Supplied passage -
##############################
# Doubling or Tripling Your Trapping Income



## Larry (Dec 2, 2010)

I came across this video on you-tube. I like it because it contains great info for the older more experienced trappers on how to double or triple your income. Specifically there is great advise for experienced beaver trappers in these low fur value times.


----------



## 220swift (Mar 2, 2011)

Too good Larry, especially tip #5.............


----------



## prairiewolf (Feb 19, 2012)

I wish we could trap beavers, not many here but I need a new hat and dont like paying $300+ for them, lol


----------



## Larry (Dec 2, 2010)

Ed, we have way to many up here in the land of corn.

However, his idea of snaring them, rubing the beavers belly to make him go to sleep, shearing the fur off and selling just the fur to the hat makers, letting them go and re-catching to shear again...well its way to funny. Plus he does it with such a straight face.


----------



## Larry (Dec 2, 2010)
##############################
Information shown -
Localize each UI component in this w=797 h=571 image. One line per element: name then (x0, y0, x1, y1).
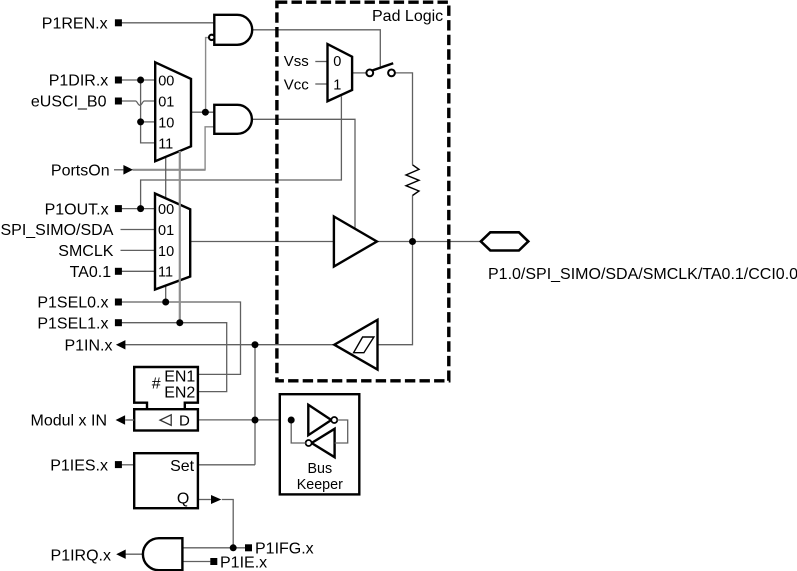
svg-text:10: 10 (158, 115, 174, 131)
svg-text:P1IES.x: P1IES.x (50, 458, 108, 475)
svg-text:Set: Set (170, 458, 195, 475)
svg-text:0: 0 (333, 54, 341, 70)
svg-text:P1DIR.x: P1DIR.x (49, 73, 109, 90)
svg-text:P1OUT.x: P1OUT.x (45, 201, 109, 218)
svg-text:SPI_SIMO/SDA: SPI_SIMO/SDA (0, 222, 113, 239)
svg-text:00: 00 (158, 202, 174, 218)
svg-text:Pad Logic: Pad Logic (372, 8, 443, 25)
svg-text:Q: Q (177, 491, 189, 508)
svg-text:1: 1 (333, 78, 341, 94)
svg-text:00: 00 (158, 74, 174, 90)
svg-text:SMCLK: SMCLK (58, 243, 113, 260)
svg-text:Bus: Bus (307, 461, 332, 477)
svg-text:EN1: EN1 (164, 369, 195, 386)
svg-text:P1.0/SPI_SIMO/SDA/SMCLK/TA0.1/: P1.0/SPI_SIMO/SDA/SMCLK/TA0.1/CCI0.0 (488, 266, 797, 283)
svg-text:01: 01 (158, 223, 174, 239)
svg-text:P1SEL0.x: P1SEL0.x (37, 295, 108, 312)
svg-text:TA0.1: TA0.1 (70, 264, 112, 281)
svg-text:P1REN.x: P1REN.x (42, 16, 108, 33)
svg-text:10: 10 (158, 244, 174, 260)
svg-text:P1IRQ.x: P1IRQ.x (51, 548, 111, 565)
svg-text:eUSCI_B0: eUSCI_B0 (31, 94, 107, 111)
svg-text:D: D (179, 412, 190, 429)
svg-text:Vcc: Vcc (284, 77, 310, 94)
svg-text:P1IE.x: P1IE.x (220, 555, 267, 571)
svg-text:11: 11 (158, 136, 173, 152)
svg-text:Modul x IN: Modul x IN (31, 413, 107, 430)
svg-text:P1IN.x: P1IN.x (64, 337, 112, 354)
svg-text:#: # (152, 376, 161, 393)
svg-text:11: 11 (158, 265, 173, 281)
svg-text:Keeper: Keeper (297, 477, 343, 493)
svg-text:Vss: Vss (284, 53, 309, 70)
svg-text:P1SEL1.x: P1SEL1.x (37, 315, 108, 332)
svg-text:EN2: EN2 (164, 384, 195, 401)
svg-text:PortsOn: PortsOn (51, 163, 110, 180)
svg-text:01: 01 (158, 95, 174, 111)
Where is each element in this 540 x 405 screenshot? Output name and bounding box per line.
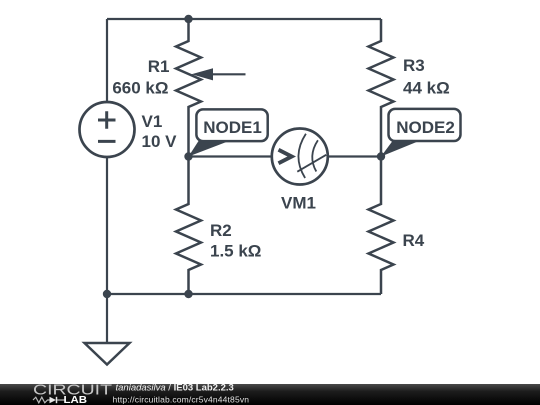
svg-text:660 kΩ: 660 kΩ bbox=[112, 79, 168, 98]
resistor R1 (rheostat) bbox=[176, 19, 246, 157]
svg-text:R3: R3 bbox=[403, 56, 425, 75]
label R4 bbox=[403, 231, 425, 250]
footer CircuitLab logo bbox=[33, 382, 112, 405]
svg-text:R2: R2 bbox=[210, 221, 232, 240]
resistor R2 bbox=[176, 157, 201, 295]
node NODE1 junction dot bbox=[184, 152, 192, 160]
svg-text:R4: R4 bbox=[403, 231, 425, 250]
wire bottom horizontal bbox=[107, 293, 381, 295]
voltmeter VM1 bbox=[272, 129, 328, 185]
svg-text:taniadasilva / IE03 Lab2.2.3: taniadasilva / IE03 Lab2.2.3 bbox=[116, 383, 234, 394]
svg-text:VM1: VM1 bbox=[281, 194, 316, 213]
junction dot bottom left (ground) bbox=[103, 290, 111, 298]
svg-text:NODE1: NODE1 bbox=[203, 118, 262, 137]
wire VM1 to node2 bbox=[328, 155, 381, 157]
svg-text:V1: V1 bbox=[142, 112, 163, 131]
node NODE2 callout bbox=[381, 109, 461, 157]
svg-text:http://circuitlab.com/cr5v4n44: http://circuitlab.com/cr5v4n44t85vn bbox=[113, 395, 250, 405]
label R2 bbox=[210, 221, 232, 240]
resistor R4 bbox=[369, 157, 394, 295]
junction dot top of R1 bbox=[184, 15, 192, 23]
footer watermark bar bbox=[0, 384, 540, 405]
label R3 bbox=[403, 56, 425, 75]
ground bbox=[85, 294, 130, 365]
wire node1 to VM1 bbox=[189, 155, 273, 157]
svg-text:10 V: 10 V bbox=[142, 132, 178, 151]
label R1 value 660 kΩ bbox=[112, 79, 168, 98]
svg-text:LAB: LAB bbox=[64, 394, 88, 405]
label R3 value 44 kΩ bbox=[403, 78, 450, 97]
voltage source V1 bbox=[80, 102, 135, 157]
wire left vertical upper (V1 to top) bbox=[106, 19, 108, 103]
label VM1 bbox=[281, 194, 316, 213]
svg-text:R1: R1 bbox=[148, 57, 170, 76]
junction dot bottom of R2 bbox=[184, 290, 192, 298]
label R1 bbox=[148, 57, 170, 76]
footer url text bbox=[113, 395, 250, 405]
label V1 value 10 V bbox=[142, 132, 178, 151]
resistor R3 bbox=[369, 19, 394, 157]
wire top horizontal bbox=[107, 18, 381, 20]
label V1 bbox=[142, 112, 163, 131]
label R2 value 1.5 kΩ bbox=[210, 241, 261, 260]
node NODE1 callout bbox=[189, 109, 268, 156]
footer title text bbox=[116, 383, 234, 394]
node NODE2 junction dot bbox=[377, 152, 385, 160]
svg-text:44 kΩ: 44 kΩ bbox=[403, 78, 450, 97]
svg-text:1.5 kΩ: 1.5 kΩ bbox=[210, 241, 261, 260]
svg-text:NODE2: NODE2 bbox=[396, 118, 455, 137]
wire left vertical lower (V1 to bottom) bbox=[106, 157, 108, 295]
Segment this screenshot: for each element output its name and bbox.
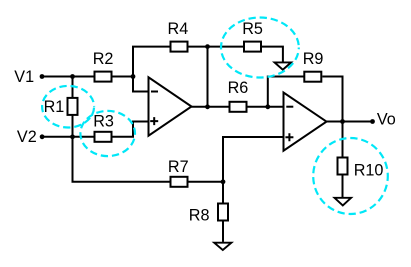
highlight ellipse around R3 (80, 111, 135, 156)
ground below R10 (335, 198, 352, 206)
wire node D up to R9 left (268, 77, 305, 107)
junction U1 output/R6 (205, 104, 210, 109)
wire R10 bottom to ground (342, 175, 344, 198)
highlight ellipse around R5 (221, 18, 299, 78)
highlight ellipse around R1 (42, 86, 94, 128)
wire R8 bottom to ground (222, 221, 224, 242)
svg-text:V1: V1 (14, 68, 34, 86)
resistor R4 (168, 20, 189, 52)
wire output node down to R10 (342, 122, 344, 158)
svg-text:Vo: Vo (377, 110, 396, 128)
wire R7 right to node F (188, 181, 224, 183)
wire node F down to R8 top (222, 182, 224, 204)
wire node B down to U1 inverting input (133, 77, 149, 92)
ground below R8 (214, 243, 231, 250)
svg-text:R1: R1 (44, 98, 65, 116)
wire R2 to node B (113, 76, 134, 78)
wire U1 output to R6 left (192, 106, 230, 108)
highlight ellipse around R10 (313, 138, 388, 214)
resistor R10 (338, 158, 384, 180)
svg-text:R4: R4 (168, 20, 189, 38)
svg-text:R6: R6 (228, 79, 249, 97)
wire V1 lead to R2 (42, 76, 94, 78)
op-amp U2 (284, 93, 327, 151)
svg-text:V2: V2 (17, 128, 37, 146)
resistor R6 (228, 79, 249, 112)
svg-text:R8: R8 (189, 207, 210, 225)
junction U2 output/R9/R10/Vo (340, 119, 345, 124)
wire R4 right to node C (188, 46, 208, 48)
wire R6 right to U2 inverting input (248, 106, 284, 108)
svg-text:R7: R7 (168, 158, 189, 176)
resistor R7 (168, 158, 189, 187)
svg-text:R10: R10 (354, 161, 384, 179)
resistor R1 (44, 98, 78, 116)
op-amp U1 (149, 77, 192, 135)
node V2 terminal (17, 128, 45, 146)
svg-text:R2: R2 (93, 50, 114, 68)
svg-text:R3: R3 (93, 112, 114, 130)
resistor R3 (93, 112, 114, 142)
junction V1/R1/R2 (70, 74, 75, 79)
svg-text:R9: R9 (303, 50, 324, 68)
junction R4/R5/feedback (205, 44, 210, 49)
wire R9 right down to U2 output node (322, 77, 342, 122)
wire U2 output to Vo terminal (327, 121, 373, 123)
wire R1 bottom to node E (72, 115, 74, 137)
wire node A down to R1 top (72, 77, 74, 98)
wire node C down to U1 output (207, 47, 209, 107)
junction R2/R4/U1- (131, 74, 136, 79)
wire node B up to R4 left (133, 47, 170, 77)
ground below R5 (275, 62, 292, 69)
wire node E down to R7 left (73, 137, 170, 182)
node V1 terminal (14, 68, 44, 86)
svg-text:R5: R5 (242, 20, 263, 38)
wire node F up to U2 non-inverting input (223, 137, 284, 182)
wire R5 right to ground drop (262, 47, 283, 62)
resistor R8 (189, 204, 228, 225)
node Vo terminal (370, 110, 396, 128)
resistor R5 (242, 20, 263, 52)
resistor R9 (303, 50, 324, 82)
junction R6/R9/U2- (265, 104, 270, 109)
resistor R2 (93, 50, 114, 82)
junction V2/R1/R3/R7 (70, 134, 75, 139)
wire R3 right up to U1 non-inverting input (112, 122, 148, 137)
junction R7/R8/U2+ (221, 179, 226, 184)
wire node C to R5 left (208, 46, 244, 48)
wire V2 lead to R3 (42, 136, 93, 138)
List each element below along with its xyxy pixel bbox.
##############################
What needs to be done -
Pick up the forum thread on doubling or tripling trapping income where it stops, and write the next post.

Output of the exercise -
220swift said:


> Too good Larry, especially tip #5.............


Fact be told, I mentioned to my grandson about raccoons. Especially those in January when they are breeding. and fur is thick as it gets.

Now he is 15 and if he "could" find a buyer, that's the hard part, but if he could. There is no difference between a $5.00 raccoon or a muskrat. Money is money and the raccoons are thick as hell. Especially if your 15 and strong as a bull calf. I told him he could easily knock of 50 raccoons in few weeks. Heck all jokes aside he could cacth 20 off my patio no further than 5 feet from our sliding glass door.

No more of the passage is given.